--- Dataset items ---

● ● ● ● ● ● ●

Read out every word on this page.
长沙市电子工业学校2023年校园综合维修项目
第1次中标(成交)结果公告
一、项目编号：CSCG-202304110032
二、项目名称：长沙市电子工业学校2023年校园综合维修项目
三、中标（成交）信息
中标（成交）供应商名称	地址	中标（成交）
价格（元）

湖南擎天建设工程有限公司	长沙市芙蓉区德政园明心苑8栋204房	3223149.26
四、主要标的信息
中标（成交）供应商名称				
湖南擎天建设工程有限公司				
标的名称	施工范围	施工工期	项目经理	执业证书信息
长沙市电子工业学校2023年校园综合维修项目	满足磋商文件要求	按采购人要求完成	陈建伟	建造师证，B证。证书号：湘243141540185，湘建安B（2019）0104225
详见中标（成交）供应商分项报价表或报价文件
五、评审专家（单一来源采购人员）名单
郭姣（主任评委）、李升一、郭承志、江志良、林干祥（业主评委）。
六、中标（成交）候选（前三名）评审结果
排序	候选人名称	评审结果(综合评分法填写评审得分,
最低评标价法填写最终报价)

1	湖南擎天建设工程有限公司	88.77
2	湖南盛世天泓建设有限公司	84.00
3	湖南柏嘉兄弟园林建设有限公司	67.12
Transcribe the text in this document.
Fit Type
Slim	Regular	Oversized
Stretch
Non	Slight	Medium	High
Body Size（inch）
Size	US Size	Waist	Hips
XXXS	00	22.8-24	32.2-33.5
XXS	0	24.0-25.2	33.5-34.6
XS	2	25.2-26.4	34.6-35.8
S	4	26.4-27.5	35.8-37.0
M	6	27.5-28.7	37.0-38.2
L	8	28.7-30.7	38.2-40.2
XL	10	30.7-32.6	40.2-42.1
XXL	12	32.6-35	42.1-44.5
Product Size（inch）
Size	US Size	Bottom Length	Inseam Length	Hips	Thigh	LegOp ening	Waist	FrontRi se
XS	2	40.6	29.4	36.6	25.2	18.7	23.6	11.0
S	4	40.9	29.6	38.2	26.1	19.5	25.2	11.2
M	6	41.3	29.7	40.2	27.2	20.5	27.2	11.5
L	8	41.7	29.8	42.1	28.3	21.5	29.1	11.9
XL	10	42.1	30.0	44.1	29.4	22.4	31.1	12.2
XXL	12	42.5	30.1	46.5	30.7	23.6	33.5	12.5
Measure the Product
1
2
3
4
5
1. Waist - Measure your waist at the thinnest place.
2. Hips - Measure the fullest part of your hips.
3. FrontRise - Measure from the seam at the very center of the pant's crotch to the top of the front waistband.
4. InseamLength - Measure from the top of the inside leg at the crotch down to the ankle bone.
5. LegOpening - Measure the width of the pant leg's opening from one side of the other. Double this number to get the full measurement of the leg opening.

● ● ● ● ● ● ●

--- Exercise aim ---
All of the entries above need to be reproduced exactly.

--- Exercise response ---
Read out every word on this page.
长沙市电子工业学校2023年校园综合维修项目
第1次中标(成交)结果公告
一、项目编号：CSCG-202304110032
二、项目名称：长沙市电子工业学校2023年校园综合维修项目
三、中标（成交）信息
中标（成交）供应商名称	地址	中标（成交）
价格（元）

湖南擎天建设工程有限公司	长沙市芙蓉区德政园明心苑8栋204房	3223149.26
四、主要标的信息
中标（成交）供应商名称				
湖南擎天建设工程有限公司				
标的名称	施工范围	施工工期	项目经理	执业证书信息
长沙市电子工业学校2023年校园综合维修项目	满足磋商文件要求	按采购人要求完成	陈建伟	建造师证，B证。证书号：湘243141540185，湘建安B（2019）0104225
详见中标（成交）供应商分项报价表或报价文件
五、评审专家（单一来源采购人员）名单
郭姣（主任评委）、李升一、郭承志、江志良、林干祥（业主评委）。
六、中标（成交）候选（前三名）评审结果
排序	候选人名称	评审结果(综合评分法填写评审得分,
最低评标价法填写最终报价)

1	湖南擎天建设工程有限公司	88.77
2	湖南盛世天泓建设有限公司	84.00
3	湖南柏嘉兄弟园林建设有限公司	67.12
Transcribe the text in this document.
Fit Type
Slim	Regular	Oversized
Stretch
Non	Slight	Medium	High
Body Size（inch）
Size	US Size	Waist	Hips
XXXS	00	22.8-24	32.2-33.5
XXS	0	24.0-25.2	33.5-34.6
XS	2	25.2-26.4	34.6-35.8
S	4	26.4-27.5	35.8-37.0
M	6	27.5-28.7	37.0-38.2
L	8	28.7-30.7	38.2-40.2
XL	10	30.7-32.6	40.2-42.1
XXL	12	32.6-35	42.1-44.5
Product Size（inch）
Size	US Size	Bottom Length	Inseam Length	Hips	Thigh	LegOp ening	Waist	FrontRi se
XS	2	40.6	29.4	36.6	25.2	18.7	23.6	11.0
S	4	40.9	29.6	38.2	26.1	19.5	25.2	11.2
M	6	41.3	29.7	40.2	27.2	20.5	27.2	11.5
L	8	41.7	29.8	42.1	28.3	21.5	29.1	11.9
XL	10	42.1	30.0	44.1	29.4	22.4	31.1	12.2
XXL	12	42.5	30.1	46.5	30.7	23.6	33.5	12.5
Measure the Product
1
2
3
4
5
1. Waist - Measure your waist at the thinnest place.
2. Hips - Measure the fullest part of your hips.
3. FrontRise - Measure from the seam at the very center of the pant's crotch to the top of the front waistband.
4. InseamLength - Measure from the top of the inside leg at the crotch down to the ankle bone.
5. LegOpening - Measure the width of the pant leg's opening from one side of the other. Double this number to get the full measurement of the leg opening.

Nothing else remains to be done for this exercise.